:: Stored data ::

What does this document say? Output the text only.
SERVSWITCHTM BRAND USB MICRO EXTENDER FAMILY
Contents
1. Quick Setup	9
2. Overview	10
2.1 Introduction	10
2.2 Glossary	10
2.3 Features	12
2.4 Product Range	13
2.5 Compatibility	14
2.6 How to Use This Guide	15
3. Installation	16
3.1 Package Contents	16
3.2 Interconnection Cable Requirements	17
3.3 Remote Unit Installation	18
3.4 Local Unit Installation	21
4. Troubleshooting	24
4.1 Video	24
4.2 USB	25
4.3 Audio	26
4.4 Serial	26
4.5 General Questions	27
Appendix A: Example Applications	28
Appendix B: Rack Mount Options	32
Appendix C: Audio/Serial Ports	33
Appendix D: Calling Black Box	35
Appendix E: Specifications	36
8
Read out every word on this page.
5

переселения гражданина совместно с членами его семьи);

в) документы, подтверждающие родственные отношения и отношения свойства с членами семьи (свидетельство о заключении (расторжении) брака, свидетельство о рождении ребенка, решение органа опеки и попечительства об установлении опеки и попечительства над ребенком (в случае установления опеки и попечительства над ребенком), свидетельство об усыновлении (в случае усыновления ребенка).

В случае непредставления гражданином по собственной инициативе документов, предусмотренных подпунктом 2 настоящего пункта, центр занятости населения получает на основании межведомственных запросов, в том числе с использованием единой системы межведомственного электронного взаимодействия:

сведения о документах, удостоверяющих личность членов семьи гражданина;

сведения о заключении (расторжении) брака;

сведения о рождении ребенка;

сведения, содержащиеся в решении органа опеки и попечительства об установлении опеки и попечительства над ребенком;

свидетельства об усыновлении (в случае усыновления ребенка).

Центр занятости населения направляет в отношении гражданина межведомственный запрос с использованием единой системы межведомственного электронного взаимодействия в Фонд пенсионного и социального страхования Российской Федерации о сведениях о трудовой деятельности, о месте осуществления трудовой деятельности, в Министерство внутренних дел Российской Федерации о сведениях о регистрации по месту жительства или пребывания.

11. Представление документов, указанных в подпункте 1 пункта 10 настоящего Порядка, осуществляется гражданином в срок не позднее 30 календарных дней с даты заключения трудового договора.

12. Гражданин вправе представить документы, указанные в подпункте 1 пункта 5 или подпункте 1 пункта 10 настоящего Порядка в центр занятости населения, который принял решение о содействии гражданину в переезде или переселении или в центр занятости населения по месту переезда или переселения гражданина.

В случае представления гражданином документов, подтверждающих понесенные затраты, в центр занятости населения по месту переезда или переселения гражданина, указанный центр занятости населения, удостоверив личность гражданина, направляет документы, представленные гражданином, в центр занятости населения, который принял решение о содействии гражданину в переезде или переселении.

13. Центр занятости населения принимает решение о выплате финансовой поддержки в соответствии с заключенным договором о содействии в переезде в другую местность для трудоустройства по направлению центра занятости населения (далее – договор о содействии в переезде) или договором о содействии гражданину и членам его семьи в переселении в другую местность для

:::

[Given instruction]
Quote all the records exactly, please, leaving none out.

[Result]
What does this document say? Output the text only.
SERVSWITCHTM BRAND USB MICRO EXTENDER FAMILY
Contents
1. Quick Setup	9
2. Overview	10
2.1 Introduction	10
2.2 Glossary	10
2.3 Features	12
2.4 Product Range	13
2.5 Compatibility	14
2.6 How to Use This Guide	15
3. Installation	16
3.1 Package Contents	16
3.2 Interconnection Cable Requirements	17
3.3 Remote Unit Installation	18
3.4 Local Unit Installation	21
4. Troubleshooting	24
4.1 Video	24
4.2 USB	25
4.3 Audio	26
4.4 Serial	26
4.5 General Questions	27
Appendix A: Example Applications	28
Appendix B: Rack Mount Options	32
Appendix C: Audio/Serial Ports	33
Appendix D: Calling Black Box	35
Appendix E: Specifications	36
8
Read out every word on this page.
5

переселения гражданина совместно с членами его семьи);

в) документы, подтверждающие родственные отношения и отношения свойства с членами семьи (свидетельство о заключении (расторжении) брака, свидетельство о рождении ребенка, решение органа опеки и попечительства об установлении опеки и попечительства над ребенком (в случае установления опеки и попечительства над ребенком), свидетельство об усыновлении (в случае усыновления ребенка).

В случае непредставления гражданином по собственной инициативе документов, предусмотренных подпунктом 2 настоящего пункта, центр занятости населения получает на основании межведомственных запросов, в том числе с использованием единой системы межведомственного электронного взаимодействия:

сведения о документах, удостоверяющих личность членов семьи гражданина;

сведения о заключении (расторжении) брака;

сведения о рождении ребенка;

сведения, содержащиеся в решении органа опеки и попечительства об установлении опеки и попечительства над ребенком;

свидетельства об усыновлении (в случае усыновления ребенка).

Центр занятости населения направляет в отношении гражданина межведомственный запрос с использованием единой системы межведомственного электронного взаимодействия в Фонд пенсионного и социального страхования Российской Федерации о сведениях о трудовой деятельности, о месте осуществления трудовой деятельности, в Министерство внутренних дел Российской Федерации о сведениях о регистрации по месту жительства или пребывания.

11. Представление документов, указанных в подпункте 1 пункта 10 настоящего Порядка, осуществляется гражданином в срок не позднее 30 календарных дней с даты заключения трудового договора.

12. Гражданин вправе представить документы, указанные в подпункте 1 пункта 5 или подпункте 1 пункта 10 настоящего Порядка в центр занятости населения, который принял решение о содействии гражданину в переезде или переселении или в центр занятости населения по месту переезда или переселения гражданина.

В случае представления гражданином документов, подтверждающих понесенные затраты, в центр занятости населения по месту переезда или переселения гражданина, указанный центр занятости населения, удостоверив личность гражданина, направляет документы, представленные гражданином, в центр занятости населения, который принял решение о содействии гражданину в переезде или переселении.

13. Центр занятости населения принимает решение о выплате финансовой поддержки в соответствии с заключенным договором о содействии в переезде в другую местность для трудоустройства по направлению центра занятости населения (далее – договор о содействии в переезде) или договором о содействии гражданину и членам его семьи в переселении в другую местность для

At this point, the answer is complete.